◆ Excerpted text ◆
--- BEGIN ---

Back in the 60’s and 70’s when my dad and his friends were barrelling around the British countryside exceeding 100 mph was rare, but you could guarantee that those short term moments exceeding the limit would be the time when the bonnet you’ve just taped down decides to spring open again or the front bumper taped you taped down tries to wriggle free. The tape means you can race hard, almost to the limits, but also acted as a reminder that once you cross the finish line it was time to fix the issue properly.

The liberal use of tape is not unique to rallying, I have relied on similar methods in all of my chosen sports. I can’t imagine the metres of tape I used in the decades of rugby, boxing, triathlon and skiing and I’m definitely not alone. Look at any sporting event from a fun run, to weekend football through to top flight sports and there is always someone involved with tape, a neoprene support or both, but its use is subtly different. Whilst sports tape tends to have a finite life, the duration of the game, race, or competition, it does not have a simple rule that drives the wearer to seek a long term fix, so the small issues continue to hinder the carrier longer than they should.

This quirk of human behaviour is explained by some research that coined the term the region beta paradox. The original study by Daniel Gilbert considered a commuter who had a habit of walking to meetings less than a mile away but cycling to destinations further than a mile, since the bike is faster than walking, a region was noticed where some distant locations were reached faster than closer locations.

--- END ---

◆ Records for this exercise ◆
--- BEGIN ---

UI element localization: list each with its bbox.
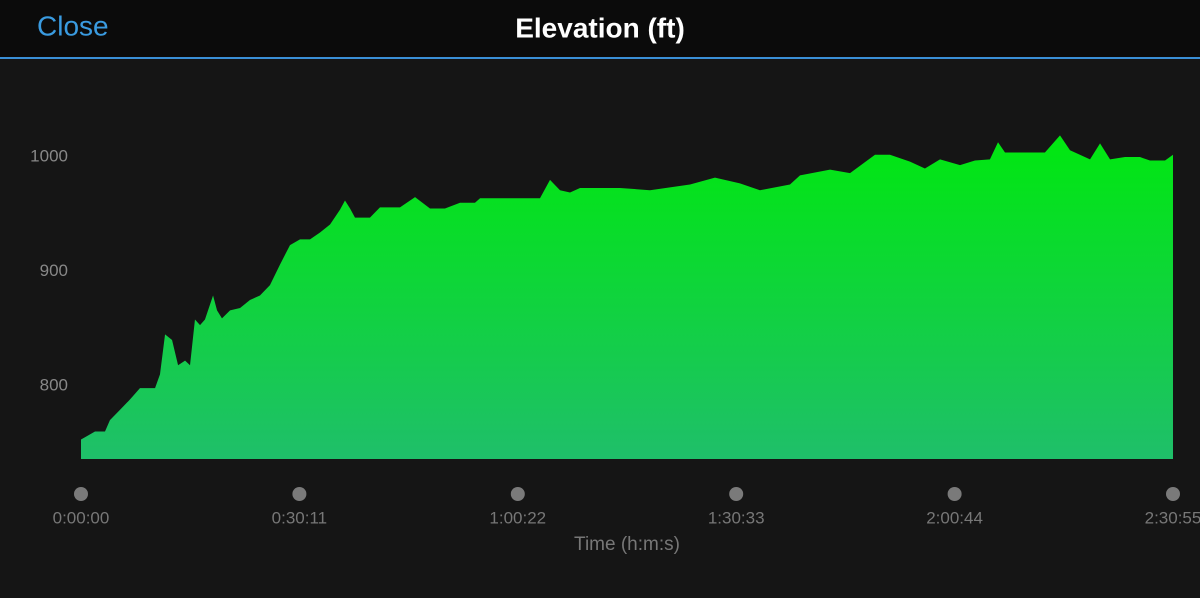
x-tick-label: 0:00:00 [53,508,110,527]
x-tick-label: 2:30:55 [1145,508,1200,527]
x-tick-dot [1166,487,1180,501]
x-tick-label: 1:30:33 [708,508,765,527]
x-tick-label: 0:30:11 [272,508,327,527]
x-tick-dot [292,487,307,501]
x-tick-dot [729,487,744,501]
x-axis-label: Time (h:m:s) [574,534,680,555]
y-tick-label: 1000 [30,147,68,166]
title: Elevation (ft) [515,12,685,43]
x-tick-dot [510,487,525,501]
close-button[interactable]: Close [37,10,109,41]
x-tick-label: 2:00:44 [926,508,983,527]
top-bar [0,0,1200,57]
x-tick-dot [947,487,962,501]
y-tick-label: 800 [40,375,68,394]
x-tick-dot [74,487,88,501]
y-tick-label: 900 [40,261,68,280]
x-tick-label: 1:00:22 [489,508,546,527]
elevation-area [81,135,1173,459]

--- END ---

◆ Required tasks ◆
(a) Set down the tape passage in full, word for word.
(b) Recast the lines of the entries in Block 1 as a numbered list, skipping blank lines and leaving out the pictures.
The tape passage and the entries are unrelated to each other.

◆ Results of the tasks ◆
(a)
Back in the 60’s and 70’s when my dad and his friends were barrelling around the British countryside exceeding 100 mph was rare, but you could guarantee that those short term moments exceeding the limit would be the time when the bonnet you’ve just taped down decides to spring open again or the front bumper taped you taped down tries to wriggle free. The tape means you can race hard, almost to the limits, but also acted as a reminder that once you cross the finish line it was time to fix the issue properly.

The liberal use of tape is not unique to rallying, I have relied on similar methods in all of my chosen sports. I can’t imagine the metres of tape I used in the decades of rugby, boxing, triathlon and skiing and I’m definitely not alone. Look at any sporting event from a fun run, to weekend football through to top flight sports and there is always someone involved with tape, a neoprene support or both, but its use is subtly different. Whilst sports tape tends to have a finite life, the duration of the game, race, or competition, it does not have a simple rule that drives the wearer to seek a long term fix, so the small issues continue to hinder the carrier longer than they should.

This quirk of human behaviour is explained by some research that coined the term the region beta paradox. The original study by Daniel Gilbert considered a commuter who had a habit of walking to meetings less than a mile away but cycling to destinations further than a mile, since the bike is faster than walking, a region was noticed where some distant locations were reached faster than closer locations.

(b)
1. UI element localization: list each with its bbox.
2. x-tick-label: 0:00:00 [53,508,110,527]
3. x-tick-label: 2:30:55 [1145,508,1200,527]
4. x-tick-dot [1166,487,1180,501]
5. x-tick-label: 1:30:33 [708,508,765,527]
6. x-tick-label: 0:30:11 [272,508,327,527]
7. x-tick-dot [292,487,307,501]
8. x-tick-dot [729,487,744,501]
9. x-axis-label: Time (h:m:s) [574,534,680,555]
10. y-tick-label: 1000 [30,147,68,166]
11. title: Elevation (ft) [515,12,685,43]
12. x-tick-dot [510,487,525,501]
13. close-button[interactable]: Close [37,10,109,41]
14. x-tick-label: 2:00:44 [926,508,983,527]
15. top-bar [0,0,1200,57]
16. x-tick-dot [947,487,962,501]
17. y-tick-label: 800 [40,375,68,394]
18. x-tick-dot [74,487,88,501]
19. y-tick-label: 900 [40,261,68,280]
20. x-tick-label: 1:00:22 [489,508,546,527]
21. elevation-area [81,135,1173,459]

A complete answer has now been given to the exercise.